WHAT THIS TASK INVOLVES:
Repeat each line of the material exactly.

GIVEN ENTRIES:

════════════════════

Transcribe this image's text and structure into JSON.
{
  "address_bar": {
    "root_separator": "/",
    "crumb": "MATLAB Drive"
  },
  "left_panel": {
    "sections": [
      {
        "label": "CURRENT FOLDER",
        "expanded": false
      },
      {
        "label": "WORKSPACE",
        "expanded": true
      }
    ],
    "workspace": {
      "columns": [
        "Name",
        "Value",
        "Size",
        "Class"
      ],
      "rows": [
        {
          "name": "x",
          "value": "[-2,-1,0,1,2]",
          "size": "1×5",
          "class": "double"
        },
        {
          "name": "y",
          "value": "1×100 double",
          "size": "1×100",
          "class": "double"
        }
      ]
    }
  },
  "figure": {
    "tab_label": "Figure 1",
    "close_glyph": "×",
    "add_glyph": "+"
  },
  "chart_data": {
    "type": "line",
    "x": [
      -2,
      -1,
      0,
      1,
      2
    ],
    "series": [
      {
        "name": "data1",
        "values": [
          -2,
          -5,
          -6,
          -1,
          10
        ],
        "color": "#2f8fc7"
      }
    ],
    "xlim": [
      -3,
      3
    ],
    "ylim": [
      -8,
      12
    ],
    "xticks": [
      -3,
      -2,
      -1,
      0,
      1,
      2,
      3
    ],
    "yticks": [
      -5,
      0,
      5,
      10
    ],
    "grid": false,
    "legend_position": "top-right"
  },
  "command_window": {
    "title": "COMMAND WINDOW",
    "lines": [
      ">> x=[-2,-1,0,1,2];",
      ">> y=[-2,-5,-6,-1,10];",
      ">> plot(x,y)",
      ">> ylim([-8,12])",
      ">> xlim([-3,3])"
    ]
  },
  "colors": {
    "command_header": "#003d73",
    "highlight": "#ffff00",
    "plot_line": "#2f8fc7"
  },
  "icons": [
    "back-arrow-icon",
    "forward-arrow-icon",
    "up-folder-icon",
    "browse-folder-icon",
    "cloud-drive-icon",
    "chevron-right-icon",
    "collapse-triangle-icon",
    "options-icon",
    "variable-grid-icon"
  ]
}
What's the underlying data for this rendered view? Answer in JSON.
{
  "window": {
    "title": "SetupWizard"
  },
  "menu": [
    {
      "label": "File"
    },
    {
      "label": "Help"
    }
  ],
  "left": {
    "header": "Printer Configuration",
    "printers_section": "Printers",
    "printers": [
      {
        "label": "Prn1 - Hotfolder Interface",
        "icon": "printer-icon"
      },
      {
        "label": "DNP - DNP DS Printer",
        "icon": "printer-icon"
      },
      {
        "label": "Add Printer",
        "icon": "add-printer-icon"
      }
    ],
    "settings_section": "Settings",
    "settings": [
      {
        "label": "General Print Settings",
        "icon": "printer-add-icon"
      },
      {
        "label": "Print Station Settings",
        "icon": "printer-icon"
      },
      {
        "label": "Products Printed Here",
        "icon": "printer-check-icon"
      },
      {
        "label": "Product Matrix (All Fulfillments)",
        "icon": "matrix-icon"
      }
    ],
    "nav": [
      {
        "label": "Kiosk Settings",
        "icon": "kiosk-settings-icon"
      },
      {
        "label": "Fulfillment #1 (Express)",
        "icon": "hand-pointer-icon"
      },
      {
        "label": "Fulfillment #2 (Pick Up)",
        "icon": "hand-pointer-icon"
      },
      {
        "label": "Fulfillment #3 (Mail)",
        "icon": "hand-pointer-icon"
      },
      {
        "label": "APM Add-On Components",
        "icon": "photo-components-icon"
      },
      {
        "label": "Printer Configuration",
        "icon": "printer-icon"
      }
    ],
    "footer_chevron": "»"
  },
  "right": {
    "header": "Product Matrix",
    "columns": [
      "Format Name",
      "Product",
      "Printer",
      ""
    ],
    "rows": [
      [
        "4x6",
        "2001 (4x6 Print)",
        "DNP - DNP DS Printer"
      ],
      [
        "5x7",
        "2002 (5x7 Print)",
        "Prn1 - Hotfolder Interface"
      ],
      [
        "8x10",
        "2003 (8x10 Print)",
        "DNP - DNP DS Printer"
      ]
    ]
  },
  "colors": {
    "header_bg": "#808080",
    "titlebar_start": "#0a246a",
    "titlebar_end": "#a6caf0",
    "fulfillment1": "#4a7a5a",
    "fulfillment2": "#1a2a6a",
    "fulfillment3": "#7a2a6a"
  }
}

════════════════════

EXERCISE RESPONSE:
Transcribe this image's text and structure into JSON.
{
  "address_bar": {
    "root_separator": "/",
    "crumb": "MATLAB Drive"
  },
  "left_panel": {
    "sections": [
      {
        "label": "CURRENT FOLDER",
        "expanded": false
      },
      {
        "label": "WORKSPACE",
        "expanded": true
      }
    ],
    "workspace": {
      "columns": [
        "Name",
        "Value",
        "Size",
        "Class"
      ],
      "rows": [
        {
          "name": "x",
          "value": "[-2,-1,0,1,2]",
          "size": "1×5",
          "class": "double"
        },
        {
          "name": "y",
          "value": "1×100 double",
          "size": "1×100",
          "class": "double"
        }
      ]
    }
  },
  "figure": {
    "tab_label": "Figure 1",
    "close_glyph": "×",
    "add_glyph": "+"
  },
  "chart_data": {
    "type": "line",
    "x": [
      -2,
      -1,
      0,
      1,
      2
    ],
    "series": [
      {
        "name": "data1",
        "values": [
          -2,
          -5,
          -6,
          -1,
          10
        ],
        "color": "#2f8fc7"
      }
    ],
    "xlim": [
      -3,
      3
    ],
    "ylim": [
      -8,
      12
    ],
    "xticks": [
      -3,
      -2,
      -1,
      0,
      1,
      2,
      3
    ],
    "yticks": [
      -5,
      0,
      5,
      10
    ],
    "grid": false,
    "legend_position": "top-right"
  },
  "command_window": {
    "title": "COMMAND WINDOW",
    "lines": [
      ">> x=[-2,-1,0,1,2];",
      ">> y=[-2,-5,-6,-1,10];",
      ">> plot(x,y)",
      ">> ylim([-8,12])",
      ">> xlim([-3,3])"
    ]
  },
  "colors": {
    "command_header": "#003d73",
    "highlight": "#ffff00",
    "plot_line": "#2f8fc7"
  },
  "icons": [
    "back-arrow-icon",
    "forward-arrow-icon",
    "up-folder-icon",
    "browse-folder-icon",
    "cloud-drive-icon",
    "chevron-right-icon",
    "collapse-triangle-icon",
    "options-icon",
    "variable-grid-icon"
  ]
}
What's the underlying data for this rendered view? Answer in JSON.
{
  "window": {
    "title": "SetupWizard"
  },
  "menu": [
    {
      "label": "File"
    },
    {
      "label": "Help"
    }
  ],
  "left": {
    "header": "Printer Configuration",
    "printers_section": "Printers",
    "printers": [
      {
        "label": "Prn1 - Hotfolder Interface",
        "icon": "printer-icon"
      },
      {
        "label": "DNP - DNP DS Printer",
        "icon": "printer-icon"
      },
      {
        "label": "Add Printer",
        "icon": "add-printer-icon"
      }
    ],
    "settings_section": "Settings",
    "settings": [
      {
        "label": "General Print Settings",
        "icon": "printer-add-icon"
      },
      {
        "label": "Print Station Settings",
        "icon": "printer-icon"
      },
      {
        "label": "Products Printed Here",
        "icon": "printer-check-icon"
      },
      {
        "label": "Product Matrix (All Fulfillments)",
        "icon": "matrix-icon"
      }
    ],
    "nav": [
      {
        "label": "Kiosk Settings",
        "icon": "kiosk-settings-icon"
      },
      {
        "label": "Fulfillment #1 (Express)",
        "icon": "hand-pointer-icon"
      },
      {
        "label": "Fulfillment #2 (Pick Up)",
        "icon": "hand-pointer-icon"
      },
      {
        "label": "Fulfillment #3 (Mail)",
        "icon": "hand-pointer-icon"
      },
      {
        "label": "APM Add-On Components",
        "icon": "photo-components-icon"
      },
      {
        "label": "Printer Configuration",
        "icon": "printer-icon"
      }
    ],
    "footer_chevron": "»"
  },
  "right": {
    "header": "Product Matrix",
    "columns": [
      "Format Name",
      "Product",
      "Printer",
      ""
    ],
    "rows": [
      [
        "4x6",
        "2001 (4x6 Print)",
        "DNP - DNP DS Printer"
      ],
      [
        "5x7",
        "2002 (5x7 Print)",
        "Prn1 - Hotfolder Interface"
      ],
      [
        "8x10",
        "2003 (8x10 Print)",
        "DNP - DNP DS Printer"
      ]
    ]
  },
  "colors": {
    "header_bg": "#808080",
    "titlebar_start": "#0a246a",
    "titlebar_end": "#a6caf0",
    "fulfillment1": "#4a7a5a",
    "fulfillment2": "#1a2a6a",
    "fulfillment3": "#7a2a6a"
  }
}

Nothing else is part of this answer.